Please print all of the material below, word for word.

_INPUT DATA_
• • • • • • •

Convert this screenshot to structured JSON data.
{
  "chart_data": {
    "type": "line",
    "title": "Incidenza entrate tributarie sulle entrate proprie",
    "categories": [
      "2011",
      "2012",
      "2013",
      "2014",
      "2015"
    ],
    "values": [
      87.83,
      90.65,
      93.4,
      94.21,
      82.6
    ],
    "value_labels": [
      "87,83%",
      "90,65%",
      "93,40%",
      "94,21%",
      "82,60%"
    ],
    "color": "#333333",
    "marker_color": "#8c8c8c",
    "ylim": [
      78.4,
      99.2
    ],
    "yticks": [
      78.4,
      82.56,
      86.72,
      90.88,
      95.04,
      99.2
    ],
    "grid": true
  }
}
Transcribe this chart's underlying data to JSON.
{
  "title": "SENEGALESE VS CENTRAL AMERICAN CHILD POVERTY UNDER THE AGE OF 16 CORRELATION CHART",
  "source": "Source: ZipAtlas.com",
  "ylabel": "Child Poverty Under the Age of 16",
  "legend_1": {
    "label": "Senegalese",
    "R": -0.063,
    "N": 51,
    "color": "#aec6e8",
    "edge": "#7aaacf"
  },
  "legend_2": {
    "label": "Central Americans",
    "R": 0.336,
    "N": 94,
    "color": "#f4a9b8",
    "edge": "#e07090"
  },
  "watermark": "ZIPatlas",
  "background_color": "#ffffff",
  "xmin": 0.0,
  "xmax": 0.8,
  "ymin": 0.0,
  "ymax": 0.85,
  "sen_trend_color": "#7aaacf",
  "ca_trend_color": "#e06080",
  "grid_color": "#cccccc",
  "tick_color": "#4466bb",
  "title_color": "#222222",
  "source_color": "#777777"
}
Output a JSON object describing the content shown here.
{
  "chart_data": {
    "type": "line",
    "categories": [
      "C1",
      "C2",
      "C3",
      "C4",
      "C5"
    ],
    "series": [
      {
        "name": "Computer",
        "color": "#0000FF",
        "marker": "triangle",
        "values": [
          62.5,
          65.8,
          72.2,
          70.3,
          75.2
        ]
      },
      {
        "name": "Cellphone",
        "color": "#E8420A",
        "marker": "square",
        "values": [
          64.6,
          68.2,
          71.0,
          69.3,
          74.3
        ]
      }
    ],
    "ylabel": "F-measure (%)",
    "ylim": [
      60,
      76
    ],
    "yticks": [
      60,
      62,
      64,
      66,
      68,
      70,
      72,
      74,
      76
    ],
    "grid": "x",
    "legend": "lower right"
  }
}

• • • • • • •

_THE ANSWER_
Convert this screenshot to structured JSON data.
{
  "chart_data": {
    "type": "line",
    "title": "Incidenza entrate tributarie sulle entrate proprie",
    "categories": [
      "2011",
      "2012",
      "2013",
      "2014",
      "2015"
    ],
    "values": [
      87.83,
      90.65,
      93.4,
      94.21,
      82.6
    ],
    "value_labels": [
      "87,83%",
      "90,65%",
      "93,40%",
      "94,21%",
      "82,60%"
    ],
    "color": "#333333",
    "marker_color": "#8c8c8c",
    "ylim": [
      78.4,
      99.2
    ],
    "yticks": [
      78.4,
      82.56,
      86.72,
      90.88,
      95.04,
      99.2
    ],
    "grid": true
  }
}
Transcribe this chart's underlying data to JSON.
{
  "title": "SENEGALESE VS CENTRAL AMERICAN CHILD POVERTY UNDER THE AGE OF 16 CORRELATION CHART",
  "source": "Source: ZipAtlas.com",
  "ylabel": "Child Poverty Under the Age of 16",
  "legend_1": {
    "label": "Senegalese",
    "R": -0.063,
    "N": 51,
    "color": "#aec6e8",
    "edge": "#7aaacf"
  },
  "legend_2": {
    "label": "Central Americans",
    "R": 0.336,
    "N": 94,
    "color": "#f4a9b8",
    "edge": "#e07090"
  },
  "watermark": "ZIPatlas",
  "background_color": "#ffffff",
  "xmin": 0.0,
  "xmax": 0.8,
  "ymin": 0.0,
  "ymax": 0.85,
  "sen_trend_color": "#7aaacf",
  "ca_trend_color": "#e06080",
  "grid_color": "#cccccc",
  "tick_color": "#4466bb",
  "title_color": "#222222",
  "source_color": "#777777"
}
Output a JSON object describing the content shown here.
{
  "chart_data": {
    "type": "line",
    "categories": [
      "C1",
      "C2",
      "C3",
      "C4",
      "C5"
    ],
    "series": [
      {
        "name": "Computer",
        "color": "#0000FF",
        "marker": "triangle",
        "values": [
          62.5,
          65.8,
          72.2,
          70.3,
          75.2
        ]
      },
      {
        "name": "Cellphone",
        "color": "#E8420A",
        "marker": "square",
        "values": [
          64.6,
          68.2,
          71.0,
          69.3,
          74.3
        ]
      }
    ],
    "ylabel": "F-measure (%)",
    "ylim": [
      60,
      76
    ],
    "yticks": [
      60,
      62,
      64,
      66,
      68,
      70,
      72,
      74,
      76
    ],
    "grid": "x",
    "legend": "lower right"
  }
}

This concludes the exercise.